> **Problem requirements**:
Extract each line from the entries below that has the string "until" in it.

========================================

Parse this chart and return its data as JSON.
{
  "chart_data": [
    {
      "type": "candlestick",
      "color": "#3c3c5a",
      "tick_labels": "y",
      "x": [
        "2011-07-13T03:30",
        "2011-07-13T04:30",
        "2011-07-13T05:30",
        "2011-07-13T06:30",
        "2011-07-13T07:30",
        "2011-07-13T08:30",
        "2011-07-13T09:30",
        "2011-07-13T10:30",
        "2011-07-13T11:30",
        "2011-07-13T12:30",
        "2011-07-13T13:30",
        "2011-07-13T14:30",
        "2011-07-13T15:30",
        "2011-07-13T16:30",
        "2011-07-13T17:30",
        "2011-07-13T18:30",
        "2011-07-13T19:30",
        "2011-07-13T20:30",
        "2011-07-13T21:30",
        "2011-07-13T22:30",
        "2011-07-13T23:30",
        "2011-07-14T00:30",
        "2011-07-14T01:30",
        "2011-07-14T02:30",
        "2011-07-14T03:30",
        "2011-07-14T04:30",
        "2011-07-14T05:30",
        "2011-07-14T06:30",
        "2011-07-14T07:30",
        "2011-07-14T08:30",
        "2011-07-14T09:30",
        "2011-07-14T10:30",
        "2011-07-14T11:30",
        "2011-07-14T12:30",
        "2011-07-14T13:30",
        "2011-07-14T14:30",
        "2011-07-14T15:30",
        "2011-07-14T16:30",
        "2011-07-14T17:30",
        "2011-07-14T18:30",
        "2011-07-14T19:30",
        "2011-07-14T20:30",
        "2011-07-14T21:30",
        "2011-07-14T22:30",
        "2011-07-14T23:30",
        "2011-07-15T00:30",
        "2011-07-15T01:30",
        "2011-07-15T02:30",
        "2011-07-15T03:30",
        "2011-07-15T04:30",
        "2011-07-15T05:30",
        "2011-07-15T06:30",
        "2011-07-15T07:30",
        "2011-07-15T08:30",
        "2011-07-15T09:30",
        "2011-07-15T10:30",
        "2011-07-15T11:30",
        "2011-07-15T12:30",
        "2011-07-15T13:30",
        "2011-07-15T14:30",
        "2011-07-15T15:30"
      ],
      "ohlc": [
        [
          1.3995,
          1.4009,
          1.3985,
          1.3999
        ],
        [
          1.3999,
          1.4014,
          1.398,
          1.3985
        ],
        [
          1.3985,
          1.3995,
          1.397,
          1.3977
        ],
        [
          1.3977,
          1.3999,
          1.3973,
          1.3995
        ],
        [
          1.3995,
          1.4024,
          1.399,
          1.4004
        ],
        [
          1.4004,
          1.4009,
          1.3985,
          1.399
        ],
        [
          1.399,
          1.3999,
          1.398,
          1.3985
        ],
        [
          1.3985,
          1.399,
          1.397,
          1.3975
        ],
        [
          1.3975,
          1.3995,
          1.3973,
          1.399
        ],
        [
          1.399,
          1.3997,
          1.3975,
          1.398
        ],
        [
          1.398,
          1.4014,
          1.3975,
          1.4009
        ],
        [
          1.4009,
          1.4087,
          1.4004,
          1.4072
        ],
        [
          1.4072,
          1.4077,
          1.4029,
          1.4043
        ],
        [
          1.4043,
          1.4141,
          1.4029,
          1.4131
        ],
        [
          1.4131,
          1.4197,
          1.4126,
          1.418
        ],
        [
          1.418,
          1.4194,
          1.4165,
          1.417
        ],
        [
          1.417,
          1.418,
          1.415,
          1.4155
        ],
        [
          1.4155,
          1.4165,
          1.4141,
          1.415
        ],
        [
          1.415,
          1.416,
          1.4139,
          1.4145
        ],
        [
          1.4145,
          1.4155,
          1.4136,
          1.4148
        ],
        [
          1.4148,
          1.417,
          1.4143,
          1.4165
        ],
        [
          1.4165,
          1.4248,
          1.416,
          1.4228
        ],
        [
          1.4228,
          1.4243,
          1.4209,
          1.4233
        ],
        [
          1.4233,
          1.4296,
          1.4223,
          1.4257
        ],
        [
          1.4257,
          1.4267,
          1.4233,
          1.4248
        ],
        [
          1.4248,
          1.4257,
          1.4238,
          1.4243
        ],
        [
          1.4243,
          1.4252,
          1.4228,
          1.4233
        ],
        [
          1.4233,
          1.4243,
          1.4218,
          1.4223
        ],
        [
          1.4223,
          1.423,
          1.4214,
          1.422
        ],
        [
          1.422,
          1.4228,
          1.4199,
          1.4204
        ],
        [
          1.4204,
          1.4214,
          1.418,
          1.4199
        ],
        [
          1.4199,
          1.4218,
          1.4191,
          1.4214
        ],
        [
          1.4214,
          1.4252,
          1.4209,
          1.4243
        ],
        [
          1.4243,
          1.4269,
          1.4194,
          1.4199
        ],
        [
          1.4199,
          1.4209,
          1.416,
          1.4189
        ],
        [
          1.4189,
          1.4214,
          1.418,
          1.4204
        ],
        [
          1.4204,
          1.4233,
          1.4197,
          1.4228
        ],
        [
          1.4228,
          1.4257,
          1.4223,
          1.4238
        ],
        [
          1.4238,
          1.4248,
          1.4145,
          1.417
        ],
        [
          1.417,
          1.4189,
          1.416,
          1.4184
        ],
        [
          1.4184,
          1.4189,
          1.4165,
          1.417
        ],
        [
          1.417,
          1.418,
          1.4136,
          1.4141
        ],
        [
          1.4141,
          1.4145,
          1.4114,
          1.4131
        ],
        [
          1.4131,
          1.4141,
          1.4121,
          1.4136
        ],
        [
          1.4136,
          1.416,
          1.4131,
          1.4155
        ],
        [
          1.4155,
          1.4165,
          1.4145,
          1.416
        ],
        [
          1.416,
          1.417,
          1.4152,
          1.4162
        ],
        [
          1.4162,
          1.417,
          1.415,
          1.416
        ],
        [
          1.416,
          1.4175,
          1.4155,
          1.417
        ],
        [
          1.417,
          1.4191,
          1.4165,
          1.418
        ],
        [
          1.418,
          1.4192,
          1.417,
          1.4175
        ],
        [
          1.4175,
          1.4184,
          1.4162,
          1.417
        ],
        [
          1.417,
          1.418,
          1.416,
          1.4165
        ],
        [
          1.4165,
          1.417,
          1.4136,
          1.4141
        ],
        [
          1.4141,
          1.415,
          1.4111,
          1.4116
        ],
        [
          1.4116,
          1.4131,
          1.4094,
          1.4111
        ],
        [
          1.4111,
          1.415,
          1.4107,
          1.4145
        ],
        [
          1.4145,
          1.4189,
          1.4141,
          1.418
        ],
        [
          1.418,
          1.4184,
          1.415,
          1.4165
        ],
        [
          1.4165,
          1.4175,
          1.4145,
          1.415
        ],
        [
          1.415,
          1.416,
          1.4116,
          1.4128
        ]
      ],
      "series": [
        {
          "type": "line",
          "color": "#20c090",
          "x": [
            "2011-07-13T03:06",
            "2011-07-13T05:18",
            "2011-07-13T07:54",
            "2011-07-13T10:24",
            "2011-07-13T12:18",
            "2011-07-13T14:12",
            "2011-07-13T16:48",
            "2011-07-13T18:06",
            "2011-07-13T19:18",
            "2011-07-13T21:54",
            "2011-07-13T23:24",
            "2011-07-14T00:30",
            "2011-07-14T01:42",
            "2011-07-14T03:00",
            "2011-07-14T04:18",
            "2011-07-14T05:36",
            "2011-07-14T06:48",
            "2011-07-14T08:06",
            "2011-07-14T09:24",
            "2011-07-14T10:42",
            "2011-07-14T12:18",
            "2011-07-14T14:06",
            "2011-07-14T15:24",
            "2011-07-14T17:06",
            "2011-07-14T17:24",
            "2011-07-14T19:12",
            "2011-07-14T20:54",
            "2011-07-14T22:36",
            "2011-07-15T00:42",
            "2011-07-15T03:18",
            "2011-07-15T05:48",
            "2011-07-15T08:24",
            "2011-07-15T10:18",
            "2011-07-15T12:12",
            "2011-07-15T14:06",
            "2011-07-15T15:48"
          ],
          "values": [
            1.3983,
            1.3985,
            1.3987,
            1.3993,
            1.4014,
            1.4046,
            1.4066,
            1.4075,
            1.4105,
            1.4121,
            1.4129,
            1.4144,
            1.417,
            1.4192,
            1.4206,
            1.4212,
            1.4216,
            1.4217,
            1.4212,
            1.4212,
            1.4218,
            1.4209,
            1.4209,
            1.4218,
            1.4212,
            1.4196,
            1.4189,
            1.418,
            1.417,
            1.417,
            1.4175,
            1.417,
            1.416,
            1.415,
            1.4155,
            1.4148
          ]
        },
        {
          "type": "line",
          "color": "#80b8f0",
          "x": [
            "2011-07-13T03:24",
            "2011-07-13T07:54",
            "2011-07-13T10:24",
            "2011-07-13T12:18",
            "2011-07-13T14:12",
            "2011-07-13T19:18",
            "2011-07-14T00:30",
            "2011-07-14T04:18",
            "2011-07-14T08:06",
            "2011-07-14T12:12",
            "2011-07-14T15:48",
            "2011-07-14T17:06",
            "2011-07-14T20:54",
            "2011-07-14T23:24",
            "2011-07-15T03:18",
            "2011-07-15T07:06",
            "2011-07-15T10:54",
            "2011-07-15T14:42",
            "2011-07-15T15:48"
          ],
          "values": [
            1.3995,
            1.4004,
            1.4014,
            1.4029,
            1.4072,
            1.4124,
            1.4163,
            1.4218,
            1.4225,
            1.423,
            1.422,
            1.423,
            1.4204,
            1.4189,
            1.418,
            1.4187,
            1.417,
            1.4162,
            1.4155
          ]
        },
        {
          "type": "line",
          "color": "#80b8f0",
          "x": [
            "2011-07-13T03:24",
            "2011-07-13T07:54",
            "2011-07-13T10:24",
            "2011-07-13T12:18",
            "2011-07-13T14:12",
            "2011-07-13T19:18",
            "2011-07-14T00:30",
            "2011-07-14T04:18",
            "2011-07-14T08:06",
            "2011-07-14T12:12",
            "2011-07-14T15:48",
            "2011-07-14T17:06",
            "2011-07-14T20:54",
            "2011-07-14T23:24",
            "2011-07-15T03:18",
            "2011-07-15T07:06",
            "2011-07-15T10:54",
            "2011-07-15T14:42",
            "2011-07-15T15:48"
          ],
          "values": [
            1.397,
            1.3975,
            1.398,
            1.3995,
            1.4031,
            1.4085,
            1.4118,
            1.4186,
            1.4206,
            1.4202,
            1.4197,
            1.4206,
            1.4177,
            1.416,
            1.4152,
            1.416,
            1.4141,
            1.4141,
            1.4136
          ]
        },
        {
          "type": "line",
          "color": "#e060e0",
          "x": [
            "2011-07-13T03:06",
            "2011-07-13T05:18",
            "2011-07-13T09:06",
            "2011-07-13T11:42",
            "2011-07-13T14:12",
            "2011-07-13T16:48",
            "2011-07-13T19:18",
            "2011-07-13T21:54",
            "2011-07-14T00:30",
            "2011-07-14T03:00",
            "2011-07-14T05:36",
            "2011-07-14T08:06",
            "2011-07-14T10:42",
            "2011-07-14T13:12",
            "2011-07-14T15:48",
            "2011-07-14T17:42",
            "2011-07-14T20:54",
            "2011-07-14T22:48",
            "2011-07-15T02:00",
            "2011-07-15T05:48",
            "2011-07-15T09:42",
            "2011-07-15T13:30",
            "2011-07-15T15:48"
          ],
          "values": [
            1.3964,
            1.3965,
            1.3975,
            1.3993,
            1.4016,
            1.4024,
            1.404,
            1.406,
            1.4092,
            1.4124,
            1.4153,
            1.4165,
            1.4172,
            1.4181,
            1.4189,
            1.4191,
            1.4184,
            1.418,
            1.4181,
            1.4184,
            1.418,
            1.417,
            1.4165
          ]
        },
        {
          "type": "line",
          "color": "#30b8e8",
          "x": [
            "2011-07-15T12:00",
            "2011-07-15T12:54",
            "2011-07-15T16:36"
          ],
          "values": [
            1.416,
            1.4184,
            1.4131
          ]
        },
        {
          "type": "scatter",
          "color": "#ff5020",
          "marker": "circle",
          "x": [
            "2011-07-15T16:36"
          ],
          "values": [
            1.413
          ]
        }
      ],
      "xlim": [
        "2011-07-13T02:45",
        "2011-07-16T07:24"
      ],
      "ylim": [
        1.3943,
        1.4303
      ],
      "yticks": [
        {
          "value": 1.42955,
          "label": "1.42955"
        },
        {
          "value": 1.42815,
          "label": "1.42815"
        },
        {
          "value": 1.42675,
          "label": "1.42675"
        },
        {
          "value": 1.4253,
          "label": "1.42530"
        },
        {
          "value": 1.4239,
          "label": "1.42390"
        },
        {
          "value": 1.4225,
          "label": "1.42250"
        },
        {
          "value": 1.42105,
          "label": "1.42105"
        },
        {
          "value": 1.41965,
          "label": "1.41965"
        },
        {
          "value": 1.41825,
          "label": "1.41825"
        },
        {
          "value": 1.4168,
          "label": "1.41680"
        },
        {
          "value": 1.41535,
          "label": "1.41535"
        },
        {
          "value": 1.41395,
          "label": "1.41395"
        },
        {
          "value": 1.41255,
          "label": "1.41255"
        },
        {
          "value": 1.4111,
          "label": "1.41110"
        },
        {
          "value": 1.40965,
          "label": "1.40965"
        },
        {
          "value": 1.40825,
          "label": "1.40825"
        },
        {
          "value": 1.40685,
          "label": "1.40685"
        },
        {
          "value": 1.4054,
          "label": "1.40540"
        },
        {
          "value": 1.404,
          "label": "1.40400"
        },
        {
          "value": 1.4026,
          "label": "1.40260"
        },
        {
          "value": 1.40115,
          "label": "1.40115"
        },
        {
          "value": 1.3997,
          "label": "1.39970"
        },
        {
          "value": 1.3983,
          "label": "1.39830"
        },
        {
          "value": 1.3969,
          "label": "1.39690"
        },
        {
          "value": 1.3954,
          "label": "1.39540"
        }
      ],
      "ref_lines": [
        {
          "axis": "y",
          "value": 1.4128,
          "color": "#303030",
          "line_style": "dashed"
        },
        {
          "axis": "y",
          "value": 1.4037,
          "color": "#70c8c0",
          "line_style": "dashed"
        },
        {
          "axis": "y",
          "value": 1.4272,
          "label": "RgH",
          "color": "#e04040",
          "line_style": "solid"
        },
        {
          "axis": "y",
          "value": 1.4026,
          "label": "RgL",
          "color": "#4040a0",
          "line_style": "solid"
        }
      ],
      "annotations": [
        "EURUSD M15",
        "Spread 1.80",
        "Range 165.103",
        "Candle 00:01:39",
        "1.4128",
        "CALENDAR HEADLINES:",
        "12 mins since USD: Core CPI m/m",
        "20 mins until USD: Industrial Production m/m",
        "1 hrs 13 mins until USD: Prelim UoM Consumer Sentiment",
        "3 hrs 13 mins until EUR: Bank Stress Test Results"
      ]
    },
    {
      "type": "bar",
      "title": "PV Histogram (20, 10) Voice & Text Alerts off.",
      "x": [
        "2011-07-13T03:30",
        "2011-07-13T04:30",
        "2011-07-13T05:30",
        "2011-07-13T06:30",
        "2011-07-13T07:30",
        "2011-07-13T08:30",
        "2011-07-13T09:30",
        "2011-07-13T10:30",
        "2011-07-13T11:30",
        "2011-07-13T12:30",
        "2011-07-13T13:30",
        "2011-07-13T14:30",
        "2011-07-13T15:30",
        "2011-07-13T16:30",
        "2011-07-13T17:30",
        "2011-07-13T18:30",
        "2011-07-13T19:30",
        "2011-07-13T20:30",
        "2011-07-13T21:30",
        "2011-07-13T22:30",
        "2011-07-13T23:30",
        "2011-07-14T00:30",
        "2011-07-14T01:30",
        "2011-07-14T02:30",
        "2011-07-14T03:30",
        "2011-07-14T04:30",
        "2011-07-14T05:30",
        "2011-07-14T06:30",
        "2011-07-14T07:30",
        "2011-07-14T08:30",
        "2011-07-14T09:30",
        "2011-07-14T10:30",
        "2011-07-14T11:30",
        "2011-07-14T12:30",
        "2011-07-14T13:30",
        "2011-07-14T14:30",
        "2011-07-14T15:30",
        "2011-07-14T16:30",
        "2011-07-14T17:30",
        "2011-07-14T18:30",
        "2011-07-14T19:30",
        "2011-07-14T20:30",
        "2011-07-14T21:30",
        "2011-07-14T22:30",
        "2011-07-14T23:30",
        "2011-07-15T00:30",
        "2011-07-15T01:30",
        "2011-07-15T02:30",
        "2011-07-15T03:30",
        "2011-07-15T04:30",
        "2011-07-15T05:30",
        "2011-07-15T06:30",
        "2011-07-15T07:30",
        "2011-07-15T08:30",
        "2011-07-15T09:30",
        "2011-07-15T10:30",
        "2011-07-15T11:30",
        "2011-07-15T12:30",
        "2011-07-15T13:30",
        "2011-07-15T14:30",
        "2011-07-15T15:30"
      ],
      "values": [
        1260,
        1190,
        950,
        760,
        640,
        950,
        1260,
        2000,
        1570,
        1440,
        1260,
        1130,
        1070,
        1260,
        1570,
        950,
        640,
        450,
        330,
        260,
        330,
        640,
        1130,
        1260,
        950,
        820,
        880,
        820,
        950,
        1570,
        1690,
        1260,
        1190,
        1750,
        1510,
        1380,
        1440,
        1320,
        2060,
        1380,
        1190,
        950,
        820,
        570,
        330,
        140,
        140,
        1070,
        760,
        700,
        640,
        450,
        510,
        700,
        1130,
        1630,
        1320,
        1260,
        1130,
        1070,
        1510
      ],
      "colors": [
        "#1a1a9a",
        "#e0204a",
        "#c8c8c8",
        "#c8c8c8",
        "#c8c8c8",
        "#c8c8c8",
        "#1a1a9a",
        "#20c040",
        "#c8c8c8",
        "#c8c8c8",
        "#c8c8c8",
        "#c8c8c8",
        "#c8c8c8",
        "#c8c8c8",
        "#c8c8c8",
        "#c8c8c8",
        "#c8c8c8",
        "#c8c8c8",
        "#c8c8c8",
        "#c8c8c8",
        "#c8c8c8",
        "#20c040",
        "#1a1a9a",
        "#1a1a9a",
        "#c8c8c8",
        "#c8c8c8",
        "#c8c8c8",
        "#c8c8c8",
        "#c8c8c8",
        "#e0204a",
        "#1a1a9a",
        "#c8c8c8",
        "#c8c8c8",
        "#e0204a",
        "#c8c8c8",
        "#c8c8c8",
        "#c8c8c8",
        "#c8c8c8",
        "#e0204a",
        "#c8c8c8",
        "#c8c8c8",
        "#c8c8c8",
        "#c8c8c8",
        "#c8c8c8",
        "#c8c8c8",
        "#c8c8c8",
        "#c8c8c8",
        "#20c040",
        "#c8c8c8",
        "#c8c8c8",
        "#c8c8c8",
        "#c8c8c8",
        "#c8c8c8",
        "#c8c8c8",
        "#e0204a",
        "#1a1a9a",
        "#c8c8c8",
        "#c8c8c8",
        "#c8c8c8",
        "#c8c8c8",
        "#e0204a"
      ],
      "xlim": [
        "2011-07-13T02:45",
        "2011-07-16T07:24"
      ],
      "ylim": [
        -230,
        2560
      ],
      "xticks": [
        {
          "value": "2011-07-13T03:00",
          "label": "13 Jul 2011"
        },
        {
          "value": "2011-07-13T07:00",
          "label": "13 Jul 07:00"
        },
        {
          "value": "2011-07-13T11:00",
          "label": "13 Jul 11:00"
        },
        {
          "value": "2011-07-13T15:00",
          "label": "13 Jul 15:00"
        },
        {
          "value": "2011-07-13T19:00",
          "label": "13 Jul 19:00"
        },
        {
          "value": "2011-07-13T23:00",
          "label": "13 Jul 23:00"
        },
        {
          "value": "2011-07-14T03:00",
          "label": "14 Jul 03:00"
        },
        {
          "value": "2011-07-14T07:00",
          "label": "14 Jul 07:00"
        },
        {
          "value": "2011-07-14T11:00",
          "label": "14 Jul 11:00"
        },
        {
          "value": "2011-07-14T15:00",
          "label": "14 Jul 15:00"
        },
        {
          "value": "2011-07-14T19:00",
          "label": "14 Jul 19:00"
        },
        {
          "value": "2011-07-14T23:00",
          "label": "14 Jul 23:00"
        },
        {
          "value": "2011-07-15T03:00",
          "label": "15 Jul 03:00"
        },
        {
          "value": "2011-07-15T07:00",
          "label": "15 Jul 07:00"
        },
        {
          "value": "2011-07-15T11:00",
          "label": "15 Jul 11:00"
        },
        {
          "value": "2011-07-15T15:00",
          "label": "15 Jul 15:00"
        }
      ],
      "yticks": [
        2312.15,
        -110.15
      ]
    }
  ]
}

========================================

> **Solution to the exercise**:
        "20 mins until USD: Industrial Production m/m",
        "1 hrs 13 mins until USD: Prelim UoM Consumer Sentiment",
        "3 hrs 13 mins until EUR: Bank Stress Test Results"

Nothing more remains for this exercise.